Your instructions:
Read the records and gather each line that includes "accent".

Task inputs:
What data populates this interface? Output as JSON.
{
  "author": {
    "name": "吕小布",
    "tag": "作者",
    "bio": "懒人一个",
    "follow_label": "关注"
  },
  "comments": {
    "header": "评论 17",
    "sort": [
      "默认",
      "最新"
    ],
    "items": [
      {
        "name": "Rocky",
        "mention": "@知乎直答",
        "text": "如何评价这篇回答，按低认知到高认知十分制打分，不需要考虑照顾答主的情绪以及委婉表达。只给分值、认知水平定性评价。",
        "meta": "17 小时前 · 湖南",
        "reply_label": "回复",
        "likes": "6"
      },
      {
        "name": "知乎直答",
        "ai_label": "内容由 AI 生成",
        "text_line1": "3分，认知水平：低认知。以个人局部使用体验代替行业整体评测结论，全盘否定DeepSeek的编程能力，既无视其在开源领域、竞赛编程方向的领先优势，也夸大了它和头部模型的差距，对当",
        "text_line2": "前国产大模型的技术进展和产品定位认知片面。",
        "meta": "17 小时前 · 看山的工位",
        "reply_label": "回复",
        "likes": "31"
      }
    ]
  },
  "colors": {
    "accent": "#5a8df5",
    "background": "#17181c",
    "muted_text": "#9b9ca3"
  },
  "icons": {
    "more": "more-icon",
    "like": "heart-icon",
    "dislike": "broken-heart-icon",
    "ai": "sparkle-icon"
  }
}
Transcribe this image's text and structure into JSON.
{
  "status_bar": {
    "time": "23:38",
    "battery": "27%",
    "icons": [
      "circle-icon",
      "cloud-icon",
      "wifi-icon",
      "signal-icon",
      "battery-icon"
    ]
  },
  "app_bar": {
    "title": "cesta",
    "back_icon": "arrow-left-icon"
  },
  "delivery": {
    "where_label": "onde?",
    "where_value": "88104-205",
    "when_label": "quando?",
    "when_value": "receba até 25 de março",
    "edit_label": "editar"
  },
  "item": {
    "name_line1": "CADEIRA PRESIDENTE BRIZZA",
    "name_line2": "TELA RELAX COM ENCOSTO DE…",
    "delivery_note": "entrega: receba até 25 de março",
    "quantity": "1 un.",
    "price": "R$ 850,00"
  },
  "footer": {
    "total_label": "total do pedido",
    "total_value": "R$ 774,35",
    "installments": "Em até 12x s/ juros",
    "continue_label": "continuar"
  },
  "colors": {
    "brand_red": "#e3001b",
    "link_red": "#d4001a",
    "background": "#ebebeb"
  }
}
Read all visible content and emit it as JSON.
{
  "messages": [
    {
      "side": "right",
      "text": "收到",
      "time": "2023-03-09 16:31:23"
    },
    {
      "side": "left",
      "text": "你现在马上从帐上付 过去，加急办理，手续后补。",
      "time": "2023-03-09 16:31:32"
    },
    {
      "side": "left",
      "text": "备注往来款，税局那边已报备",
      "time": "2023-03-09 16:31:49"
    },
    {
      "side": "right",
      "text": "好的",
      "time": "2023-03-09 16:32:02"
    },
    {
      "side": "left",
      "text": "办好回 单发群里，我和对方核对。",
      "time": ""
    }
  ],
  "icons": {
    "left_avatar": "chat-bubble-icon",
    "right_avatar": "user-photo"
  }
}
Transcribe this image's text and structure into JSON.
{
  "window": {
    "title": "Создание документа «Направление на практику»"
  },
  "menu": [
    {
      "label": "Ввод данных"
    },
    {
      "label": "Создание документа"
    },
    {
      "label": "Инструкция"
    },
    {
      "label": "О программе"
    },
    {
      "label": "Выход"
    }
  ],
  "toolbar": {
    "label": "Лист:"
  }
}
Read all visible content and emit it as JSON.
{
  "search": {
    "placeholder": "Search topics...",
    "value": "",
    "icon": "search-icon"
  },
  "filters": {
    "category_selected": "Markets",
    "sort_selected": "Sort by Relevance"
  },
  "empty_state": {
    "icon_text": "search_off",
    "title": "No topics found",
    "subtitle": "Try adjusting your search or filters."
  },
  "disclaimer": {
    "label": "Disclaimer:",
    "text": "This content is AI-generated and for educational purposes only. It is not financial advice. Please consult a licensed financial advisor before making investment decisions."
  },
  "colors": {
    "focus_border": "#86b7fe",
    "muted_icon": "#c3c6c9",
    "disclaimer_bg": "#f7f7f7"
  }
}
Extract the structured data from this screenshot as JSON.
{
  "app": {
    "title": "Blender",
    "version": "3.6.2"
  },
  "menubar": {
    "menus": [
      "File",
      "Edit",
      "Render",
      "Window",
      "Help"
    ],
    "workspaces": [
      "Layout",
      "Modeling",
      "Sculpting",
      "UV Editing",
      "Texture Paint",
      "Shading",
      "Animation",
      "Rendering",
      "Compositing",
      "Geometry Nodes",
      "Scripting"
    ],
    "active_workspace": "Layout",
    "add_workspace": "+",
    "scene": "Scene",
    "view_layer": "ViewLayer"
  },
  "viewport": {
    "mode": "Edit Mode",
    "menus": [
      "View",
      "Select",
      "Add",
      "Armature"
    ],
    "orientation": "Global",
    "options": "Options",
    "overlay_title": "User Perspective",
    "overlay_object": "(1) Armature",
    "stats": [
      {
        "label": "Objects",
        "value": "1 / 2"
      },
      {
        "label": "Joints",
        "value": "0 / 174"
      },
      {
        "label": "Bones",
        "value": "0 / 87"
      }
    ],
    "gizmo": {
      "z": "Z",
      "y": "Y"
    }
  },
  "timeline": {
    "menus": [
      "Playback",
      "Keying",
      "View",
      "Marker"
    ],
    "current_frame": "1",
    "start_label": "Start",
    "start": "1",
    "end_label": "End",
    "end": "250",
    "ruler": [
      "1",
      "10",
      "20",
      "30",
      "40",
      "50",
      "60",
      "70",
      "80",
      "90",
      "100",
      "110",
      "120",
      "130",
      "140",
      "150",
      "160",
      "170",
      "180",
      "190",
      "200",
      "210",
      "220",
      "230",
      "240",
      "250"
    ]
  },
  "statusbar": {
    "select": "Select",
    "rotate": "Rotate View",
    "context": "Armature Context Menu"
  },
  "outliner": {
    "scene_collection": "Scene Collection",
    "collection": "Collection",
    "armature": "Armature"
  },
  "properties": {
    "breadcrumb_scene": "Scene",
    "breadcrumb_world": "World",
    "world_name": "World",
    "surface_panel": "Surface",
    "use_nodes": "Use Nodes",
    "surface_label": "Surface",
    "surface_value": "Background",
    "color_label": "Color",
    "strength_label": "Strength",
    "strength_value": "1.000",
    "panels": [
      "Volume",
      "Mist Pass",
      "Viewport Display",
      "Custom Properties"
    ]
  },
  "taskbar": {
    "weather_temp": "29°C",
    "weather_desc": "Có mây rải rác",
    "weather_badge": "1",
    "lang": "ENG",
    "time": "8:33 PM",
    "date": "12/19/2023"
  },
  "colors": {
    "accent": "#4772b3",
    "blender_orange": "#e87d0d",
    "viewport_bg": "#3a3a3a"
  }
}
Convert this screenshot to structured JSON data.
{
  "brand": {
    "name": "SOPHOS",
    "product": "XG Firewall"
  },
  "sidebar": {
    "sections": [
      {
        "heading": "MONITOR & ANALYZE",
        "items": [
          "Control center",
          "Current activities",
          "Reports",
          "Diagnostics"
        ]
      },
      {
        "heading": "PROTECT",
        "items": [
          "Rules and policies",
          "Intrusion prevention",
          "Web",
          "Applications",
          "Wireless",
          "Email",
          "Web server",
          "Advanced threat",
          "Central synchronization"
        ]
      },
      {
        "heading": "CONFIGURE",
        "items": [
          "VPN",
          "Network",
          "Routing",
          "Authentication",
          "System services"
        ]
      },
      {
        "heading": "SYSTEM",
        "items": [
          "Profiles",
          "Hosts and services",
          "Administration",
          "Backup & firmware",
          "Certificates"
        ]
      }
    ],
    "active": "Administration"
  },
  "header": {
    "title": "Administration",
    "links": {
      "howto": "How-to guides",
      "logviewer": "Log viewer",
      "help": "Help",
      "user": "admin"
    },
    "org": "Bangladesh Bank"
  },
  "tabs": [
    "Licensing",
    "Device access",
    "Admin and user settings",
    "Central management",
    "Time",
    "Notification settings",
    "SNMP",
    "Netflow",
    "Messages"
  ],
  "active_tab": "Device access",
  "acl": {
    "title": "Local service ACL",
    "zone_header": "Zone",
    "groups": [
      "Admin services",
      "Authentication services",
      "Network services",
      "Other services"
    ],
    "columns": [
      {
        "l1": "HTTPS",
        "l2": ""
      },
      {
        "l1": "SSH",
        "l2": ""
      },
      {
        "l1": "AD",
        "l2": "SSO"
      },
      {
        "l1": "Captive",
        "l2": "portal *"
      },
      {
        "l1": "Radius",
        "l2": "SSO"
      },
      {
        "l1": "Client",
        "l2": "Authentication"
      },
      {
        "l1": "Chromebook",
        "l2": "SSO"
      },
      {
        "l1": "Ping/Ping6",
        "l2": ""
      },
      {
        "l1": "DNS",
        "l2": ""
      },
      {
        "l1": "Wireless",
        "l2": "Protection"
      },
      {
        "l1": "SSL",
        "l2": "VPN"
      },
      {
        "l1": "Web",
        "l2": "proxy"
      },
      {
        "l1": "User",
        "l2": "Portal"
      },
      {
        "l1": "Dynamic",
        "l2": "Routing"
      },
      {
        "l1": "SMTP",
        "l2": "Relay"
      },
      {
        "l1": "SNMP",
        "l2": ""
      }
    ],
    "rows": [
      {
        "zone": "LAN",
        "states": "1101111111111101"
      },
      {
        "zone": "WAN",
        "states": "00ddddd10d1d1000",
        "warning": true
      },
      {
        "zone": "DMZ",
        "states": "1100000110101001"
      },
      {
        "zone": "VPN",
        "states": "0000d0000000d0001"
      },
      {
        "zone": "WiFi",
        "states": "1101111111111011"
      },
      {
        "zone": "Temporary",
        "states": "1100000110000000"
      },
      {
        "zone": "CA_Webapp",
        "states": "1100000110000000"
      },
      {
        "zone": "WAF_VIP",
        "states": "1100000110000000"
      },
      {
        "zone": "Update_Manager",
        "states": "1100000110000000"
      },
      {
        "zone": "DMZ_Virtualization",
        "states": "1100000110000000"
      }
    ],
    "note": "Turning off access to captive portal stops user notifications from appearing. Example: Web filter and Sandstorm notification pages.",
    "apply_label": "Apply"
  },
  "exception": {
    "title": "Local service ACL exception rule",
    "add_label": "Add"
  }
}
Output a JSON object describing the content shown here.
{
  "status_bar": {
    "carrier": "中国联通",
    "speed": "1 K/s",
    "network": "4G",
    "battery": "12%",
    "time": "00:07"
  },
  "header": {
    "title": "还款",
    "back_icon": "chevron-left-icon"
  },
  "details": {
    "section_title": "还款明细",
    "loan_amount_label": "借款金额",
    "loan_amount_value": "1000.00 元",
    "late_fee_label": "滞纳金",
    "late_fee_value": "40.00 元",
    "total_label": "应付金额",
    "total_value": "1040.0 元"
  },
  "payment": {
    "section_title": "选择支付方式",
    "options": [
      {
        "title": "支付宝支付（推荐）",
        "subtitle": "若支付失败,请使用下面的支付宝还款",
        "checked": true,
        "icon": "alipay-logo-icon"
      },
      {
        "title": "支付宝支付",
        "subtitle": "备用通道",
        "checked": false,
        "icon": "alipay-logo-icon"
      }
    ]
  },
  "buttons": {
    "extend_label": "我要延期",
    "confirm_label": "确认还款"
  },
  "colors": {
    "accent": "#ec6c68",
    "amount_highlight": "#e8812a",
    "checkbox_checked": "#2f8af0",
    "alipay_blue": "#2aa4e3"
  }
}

Final result:
    "accent": "#5a8df5",
    "accent": "#4772b3",
    "accent": "#ec6c68",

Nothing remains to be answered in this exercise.